▶ [Collected data]
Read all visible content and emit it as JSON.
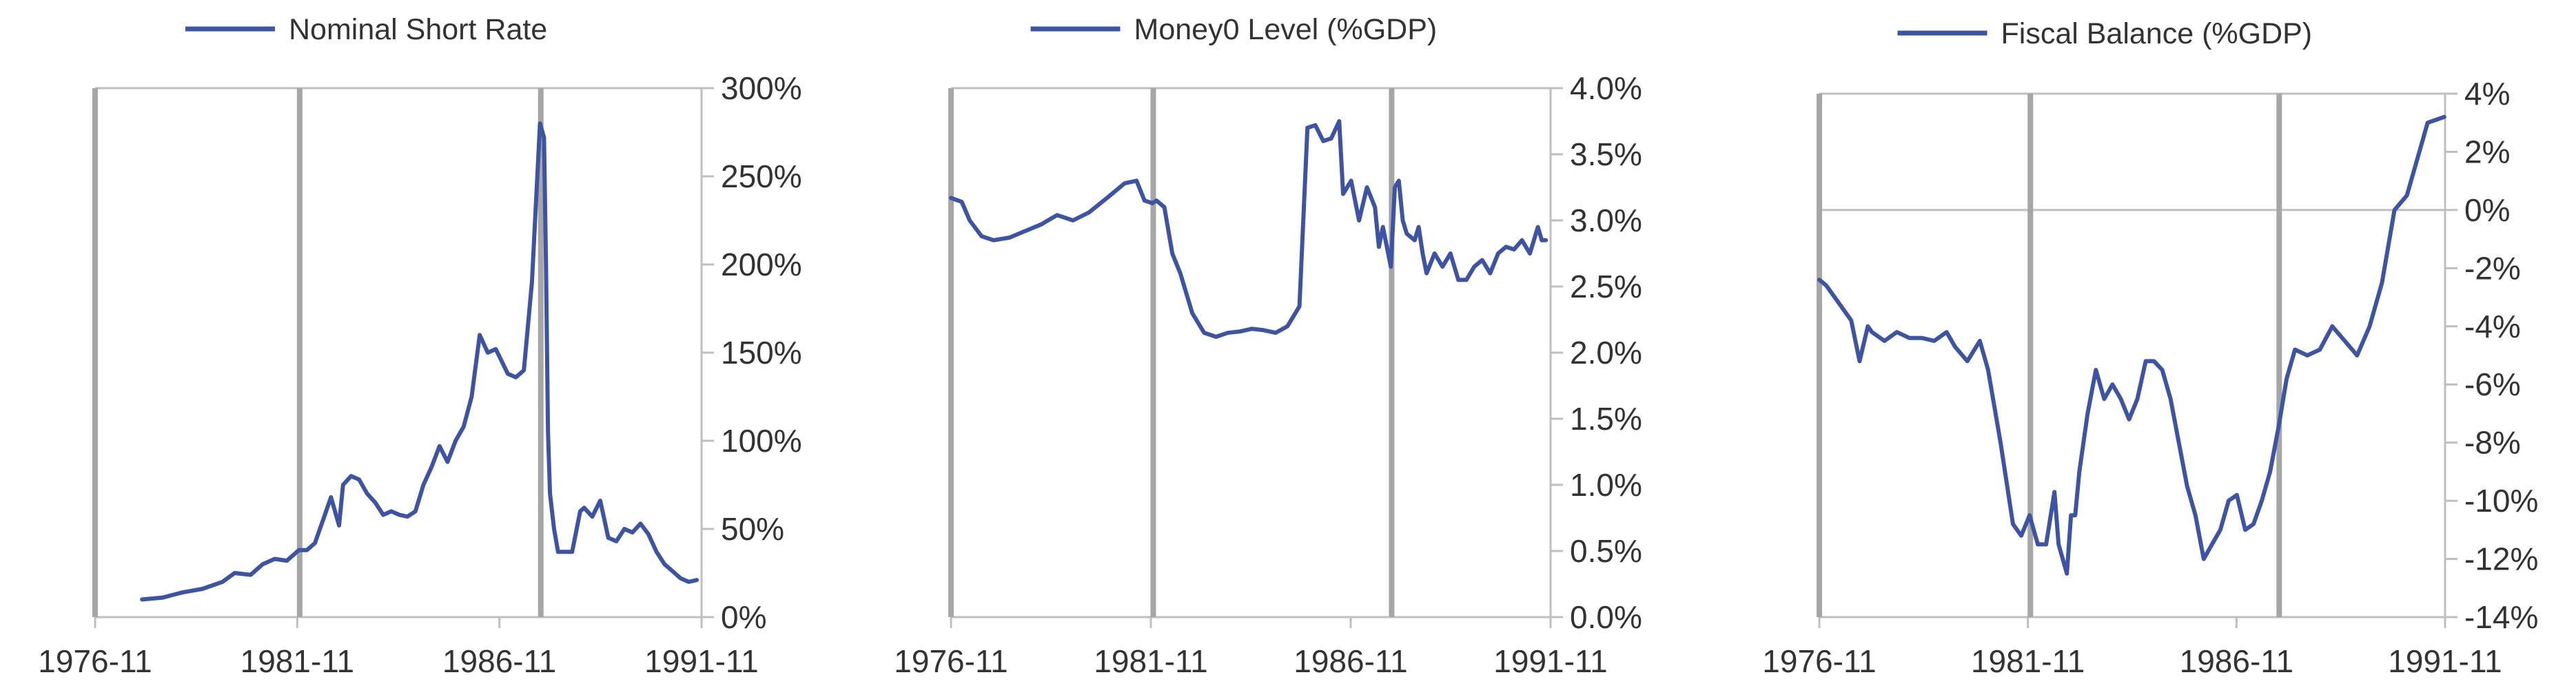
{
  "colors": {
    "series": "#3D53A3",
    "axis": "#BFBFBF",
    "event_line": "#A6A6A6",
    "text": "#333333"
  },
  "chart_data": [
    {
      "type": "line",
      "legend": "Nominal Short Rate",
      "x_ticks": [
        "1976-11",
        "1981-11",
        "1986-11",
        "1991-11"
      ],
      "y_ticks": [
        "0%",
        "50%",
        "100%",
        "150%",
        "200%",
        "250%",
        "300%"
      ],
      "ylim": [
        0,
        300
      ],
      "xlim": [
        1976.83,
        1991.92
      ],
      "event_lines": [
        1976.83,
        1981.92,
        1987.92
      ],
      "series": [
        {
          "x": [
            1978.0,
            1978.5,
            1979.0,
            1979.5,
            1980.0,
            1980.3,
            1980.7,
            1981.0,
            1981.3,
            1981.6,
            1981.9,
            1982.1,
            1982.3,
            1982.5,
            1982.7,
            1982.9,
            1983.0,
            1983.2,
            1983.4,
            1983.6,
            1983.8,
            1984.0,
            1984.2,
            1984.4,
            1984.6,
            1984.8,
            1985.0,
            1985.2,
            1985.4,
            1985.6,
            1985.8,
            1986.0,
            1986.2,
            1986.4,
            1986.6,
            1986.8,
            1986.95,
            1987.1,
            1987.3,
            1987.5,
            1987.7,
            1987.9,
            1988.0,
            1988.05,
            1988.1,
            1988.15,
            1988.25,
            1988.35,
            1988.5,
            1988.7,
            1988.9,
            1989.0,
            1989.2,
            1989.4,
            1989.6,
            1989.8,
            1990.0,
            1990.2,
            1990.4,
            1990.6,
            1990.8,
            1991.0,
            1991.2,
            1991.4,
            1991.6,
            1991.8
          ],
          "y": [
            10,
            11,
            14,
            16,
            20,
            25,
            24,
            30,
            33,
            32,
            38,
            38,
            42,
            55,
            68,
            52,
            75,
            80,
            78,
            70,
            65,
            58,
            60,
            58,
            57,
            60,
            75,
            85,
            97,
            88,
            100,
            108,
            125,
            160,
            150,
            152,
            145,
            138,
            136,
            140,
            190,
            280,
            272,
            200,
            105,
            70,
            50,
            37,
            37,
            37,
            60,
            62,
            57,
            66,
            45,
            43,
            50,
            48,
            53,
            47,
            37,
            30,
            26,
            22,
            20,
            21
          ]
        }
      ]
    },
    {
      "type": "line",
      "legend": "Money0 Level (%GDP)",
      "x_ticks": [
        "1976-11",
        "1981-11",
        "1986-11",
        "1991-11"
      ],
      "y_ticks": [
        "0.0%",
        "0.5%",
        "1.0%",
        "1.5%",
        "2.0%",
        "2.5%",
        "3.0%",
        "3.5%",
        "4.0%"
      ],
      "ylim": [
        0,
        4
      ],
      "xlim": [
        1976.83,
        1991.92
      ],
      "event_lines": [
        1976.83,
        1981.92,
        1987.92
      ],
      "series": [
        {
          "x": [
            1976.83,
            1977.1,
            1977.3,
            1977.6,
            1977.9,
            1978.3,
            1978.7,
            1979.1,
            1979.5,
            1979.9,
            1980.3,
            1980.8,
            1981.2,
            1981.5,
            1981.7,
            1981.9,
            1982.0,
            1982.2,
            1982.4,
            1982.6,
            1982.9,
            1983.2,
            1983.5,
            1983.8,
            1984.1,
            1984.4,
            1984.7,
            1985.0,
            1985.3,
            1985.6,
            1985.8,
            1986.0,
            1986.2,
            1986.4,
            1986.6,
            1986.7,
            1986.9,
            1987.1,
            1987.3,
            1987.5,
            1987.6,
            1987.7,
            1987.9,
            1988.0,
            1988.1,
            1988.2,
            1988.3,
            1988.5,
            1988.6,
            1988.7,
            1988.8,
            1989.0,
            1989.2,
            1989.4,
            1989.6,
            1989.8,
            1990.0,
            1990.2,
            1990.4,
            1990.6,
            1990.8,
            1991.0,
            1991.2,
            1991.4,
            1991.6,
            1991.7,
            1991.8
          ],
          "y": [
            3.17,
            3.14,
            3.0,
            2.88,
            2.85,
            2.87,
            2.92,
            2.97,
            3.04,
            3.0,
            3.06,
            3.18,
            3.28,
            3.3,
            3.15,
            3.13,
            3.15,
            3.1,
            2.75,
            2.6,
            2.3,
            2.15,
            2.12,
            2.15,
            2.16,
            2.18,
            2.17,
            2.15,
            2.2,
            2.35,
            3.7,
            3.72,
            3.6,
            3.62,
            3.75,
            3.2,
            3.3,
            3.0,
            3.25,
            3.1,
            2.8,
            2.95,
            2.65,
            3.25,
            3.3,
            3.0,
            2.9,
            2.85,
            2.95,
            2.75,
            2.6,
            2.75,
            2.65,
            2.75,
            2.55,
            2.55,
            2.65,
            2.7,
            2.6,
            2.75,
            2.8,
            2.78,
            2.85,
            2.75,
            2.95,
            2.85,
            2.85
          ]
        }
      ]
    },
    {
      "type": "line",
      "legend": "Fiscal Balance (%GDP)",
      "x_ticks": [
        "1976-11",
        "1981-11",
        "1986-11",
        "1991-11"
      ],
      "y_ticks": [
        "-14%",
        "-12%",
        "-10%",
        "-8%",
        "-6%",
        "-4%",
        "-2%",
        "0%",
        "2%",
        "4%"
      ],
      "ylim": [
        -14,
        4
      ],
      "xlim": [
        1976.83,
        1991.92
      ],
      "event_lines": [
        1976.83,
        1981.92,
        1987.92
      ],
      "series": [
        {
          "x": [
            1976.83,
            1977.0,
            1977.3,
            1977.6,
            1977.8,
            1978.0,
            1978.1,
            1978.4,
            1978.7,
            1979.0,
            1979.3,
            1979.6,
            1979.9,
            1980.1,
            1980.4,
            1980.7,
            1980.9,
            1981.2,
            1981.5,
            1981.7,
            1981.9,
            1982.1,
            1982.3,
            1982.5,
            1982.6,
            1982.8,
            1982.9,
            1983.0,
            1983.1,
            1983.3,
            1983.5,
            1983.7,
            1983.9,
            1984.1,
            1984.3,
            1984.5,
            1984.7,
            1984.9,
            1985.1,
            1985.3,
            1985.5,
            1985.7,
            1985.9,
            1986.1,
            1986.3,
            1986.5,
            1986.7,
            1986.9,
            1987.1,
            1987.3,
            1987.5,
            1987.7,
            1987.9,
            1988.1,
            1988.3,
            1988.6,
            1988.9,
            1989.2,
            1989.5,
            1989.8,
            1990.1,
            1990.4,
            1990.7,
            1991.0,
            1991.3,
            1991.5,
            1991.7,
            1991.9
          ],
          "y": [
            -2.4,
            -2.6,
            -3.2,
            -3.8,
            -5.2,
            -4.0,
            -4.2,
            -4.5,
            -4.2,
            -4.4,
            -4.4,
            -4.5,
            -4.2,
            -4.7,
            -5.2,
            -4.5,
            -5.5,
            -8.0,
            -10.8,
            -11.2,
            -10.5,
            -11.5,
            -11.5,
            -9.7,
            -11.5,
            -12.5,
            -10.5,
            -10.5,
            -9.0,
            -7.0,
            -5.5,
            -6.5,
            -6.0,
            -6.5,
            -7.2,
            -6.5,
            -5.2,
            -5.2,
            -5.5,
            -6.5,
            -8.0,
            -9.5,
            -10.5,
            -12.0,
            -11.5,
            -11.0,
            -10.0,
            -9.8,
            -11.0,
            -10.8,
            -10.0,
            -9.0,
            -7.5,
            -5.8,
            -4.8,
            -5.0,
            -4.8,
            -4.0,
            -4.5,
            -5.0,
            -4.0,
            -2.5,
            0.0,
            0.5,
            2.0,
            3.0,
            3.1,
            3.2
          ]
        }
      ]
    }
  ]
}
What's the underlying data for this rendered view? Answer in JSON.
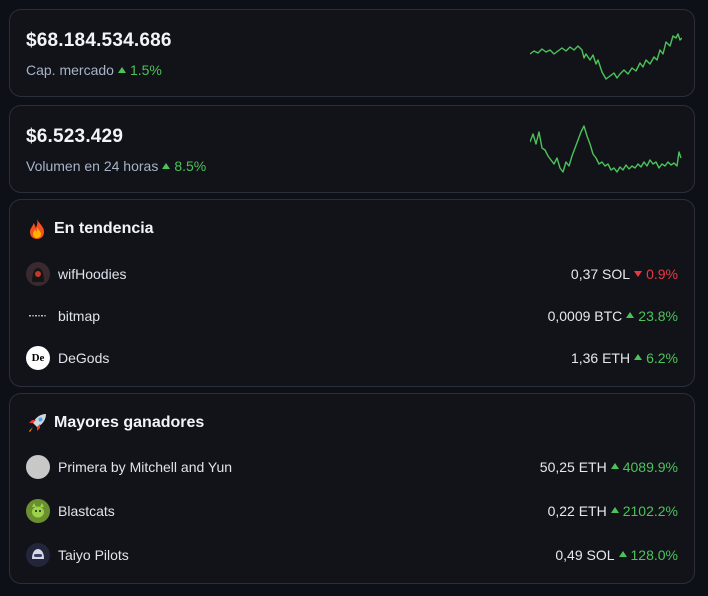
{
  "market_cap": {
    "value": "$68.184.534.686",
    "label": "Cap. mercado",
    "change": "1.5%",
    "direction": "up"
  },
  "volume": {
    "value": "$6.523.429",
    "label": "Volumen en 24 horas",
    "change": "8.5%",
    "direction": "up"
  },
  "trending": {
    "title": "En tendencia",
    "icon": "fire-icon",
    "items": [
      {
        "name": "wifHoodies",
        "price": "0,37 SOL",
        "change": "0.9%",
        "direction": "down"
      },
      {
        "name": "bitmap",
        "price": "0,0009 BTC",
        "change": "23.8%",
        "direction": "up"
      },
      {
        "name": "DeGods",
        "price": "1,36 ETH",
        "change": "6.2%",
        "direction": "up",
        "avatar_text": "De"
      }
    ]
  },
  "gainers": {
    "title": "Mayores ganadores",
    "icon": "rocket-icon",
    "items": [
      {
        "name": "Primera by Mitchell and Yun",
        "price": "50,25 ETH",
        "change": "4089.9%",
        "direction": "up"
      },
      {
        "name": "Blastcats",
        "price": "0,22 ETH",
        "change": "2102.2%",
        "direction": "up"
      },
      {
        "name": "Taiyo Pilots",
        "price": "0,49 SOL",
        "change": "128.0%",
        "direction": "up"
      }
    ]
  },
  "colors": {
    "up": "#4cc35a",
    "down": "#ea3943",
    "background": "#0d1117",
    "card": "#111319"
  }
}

▶ [TO DO] Look through the entries above and report each line where the string "JSON" occurs.

▶ [EXERCISE ANSWER]
Read all visible content and emit it as JSON.
What's the underlying data for this rendered view? Answer in JSON.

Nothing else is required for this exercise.